== GIVEN PROBLEM ==
Would you repeat the listing exactly but omit every picture?

== MATERIAL FOR THIS EXERCISE ==

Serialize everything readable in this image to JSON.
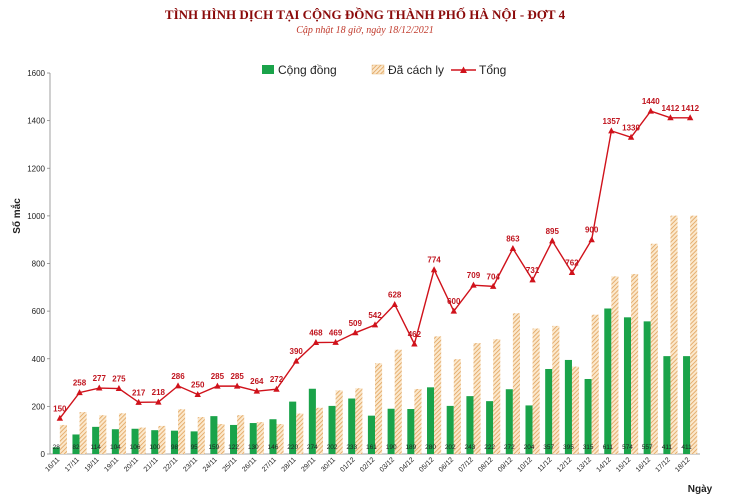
{
  "chart_data": {
    "type": "bar",
    "title": "TÌNH HÌNH DỊCH TẠI CỘNG ĐỒNG THÀNH PHỐ HÀ NỘI - ĐỢT 4",
    "subtitle": "Cập nhật 18 giờ, ngày 18/12/2021",
    "ylabel": "Số mắc",
    "xlabel": "Ngày",
    "ylim": [
      0,
      1600
    ],
    "yticks": [
      0,
      200,
      400,
      600,
      800,
      1000,
      1200,
      1400,
      1600
    ],
    "grid": false,
    "legend_position": "top",
    "categories": [
      "16/11",
      "17/11",
      "18/11",
      "19/11",
      "20/11",
      "21/11",
      "22/11",
      "23/11",
      "24/11",
      "25/11",
      "26/11",
      "27/11",
      "28/11",
      "29/11",
      "30/11",
      "01/12",
      "02/12",
      "03/12",
      "04/12",
      "05/12",
      "06/12",
      "07/12",
      "08/12",
      "09/12",
      "10/12",
      "11/12",
      "12/12",
      "13/12",
      "14/12",
      "15/12",
      "16/12",
      "17/12",
      "18/12"
    ],
    "series": [
      {
        "name": "Cộng đồng",
        "kind": "bar",
        "color": "#1aa34a",
        "values": [
          28,
          82,
          114,
          104,
          106,
          100,
          98,
          95,
          159,
          122,
          130,
          146,
          220,
          274,
          202,
          233,
          161,
          190,
          189,
          280,
          202,
          243,
          222,
          272,
          204,
          357,
          395,
          315,
          611,
          574,
          557,
          411,
          411
        ]
      },
      {
        "name": "Đã cách ly",
        "kind": "bar",
        "color": "#e8b77a",
        "values": [
          122,
          176,
          163,
          171,
          111,
          118,
          188,
          155,
          126,
          163,
          134,
          126,
          170,
          194,
          267,
          276,
          381,
          438,
          273,
          494,
          398,
          466,
          482,
          591,
          527,
          538,
          367,
          585,
          746,
          756,
          883,
          1001,
          1001
        ]
      },
      {
        "name": "Tổng",
        "kind": "line",
        "color": "#d0121b",
        "values": [
          150,
          258,
          277,
          275,
          217,
          218,
          286,
          250,
          285,
          285,
          264,
          272,
          390,
          468,
          469,
          509,
          542,
          628,
          462,
          774,
          600,
          709,
          704,
          863,
          731,
          895,
          762,
          900,
          1357,
          1330,
          1440,
          1412,
          1412
        ]
      }
    ]
  }
}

== CORRECT OUTPUT ==
Serialize everything readable in this image to JSON.
{
  "chart_data": {
    "type": "bar",
    "title": "TÌNH HÌNH DỊCH TẠI CỘNG ĐỒNG THÀNH PHỐ HÀ NỘI - ĐỢT 4",
    "subtitle": "Cập nhật 18 giờ, ngày 18/12/2021",
    "ylabel": "Số mắc",
    "xlabel": "Ngày",
    "ylim": [
      0,
      1600
    ],
    "yticks": [
      0,
      200,
      400,
      600,
      800,
      1000,
      1200,
      1400,
      1600
    ],
    "grid": false,
    "legend_position": "top",
    "categories": [
      "16/11",
      "17/11",
      "18/11",
      "19/11",
      "20/11",
      "21/11",
      "22/11",
      "23/11",
      "24/11",
      "25/11",
      "26/11",
      "27/11",
      "28/11",
      "29/11",
      "30/11",
      "01/12",
      "02/12",
      "03/12",
      "04/12",
      "05/12",
      "06/12",
      "07/12",
      "08/12",
      "09/12",
      "10/12",
      "11/12",
      "12/12",
      "13/12",
      "14/12",
      "15/12",
      "16/12",
      "17/12",
      "18/12"
    ],
    "series": [
      {
        "name": "Cộng đồng",
        "kind": "bar",
        "color": "#1aa34a",
        "values": [
          28,
          82,
          114,
          104,
          106,
          100,
          98,
          95,
          159,
          122,
          130,
          146,
          220,
          274,
          202,
          233,
          161,
          190,
          189,
          280,
          202,
          243,
          222,
          272,
          204,
          357,
          395,
          315,
          611,
          574,
          557,
          411,
          411
        ]
      },
      {
        "name": "Đã cách ly",
        "kind": "bar",
        "color": "#e8b77a",
        "values": [
          122,
          176,
          163,
          171,
          111,
          118,
          188,
          155,
          126,
          163,
          134,
          126,
          170,
          194,
          267,
          276,
          381,
          438,
          273,
          494,
          398,
          466,
          482,
          591,
          527,
          538,
          367,
          585,
          746,
          756,
          883,
          1001,
          1001
        ]
      },
      {
        "name": "Tổng",
        "kind": "line",
        "color": "#d0121b",
        "values": [
          150,
          258,
          277,
          275,
          217,
          218,
          286,
          250,
          285,
          285,
          264,
          272,
          390,
          468,
          469,
          509,
          542,
          628,
          462,
          774,
          600,
          709,
          704,
          863,
          731,
          895,
          762,
          900,
          1357,
          1330,
          1440,
          1412,
          1412
        ]
      }
    ]
  }
}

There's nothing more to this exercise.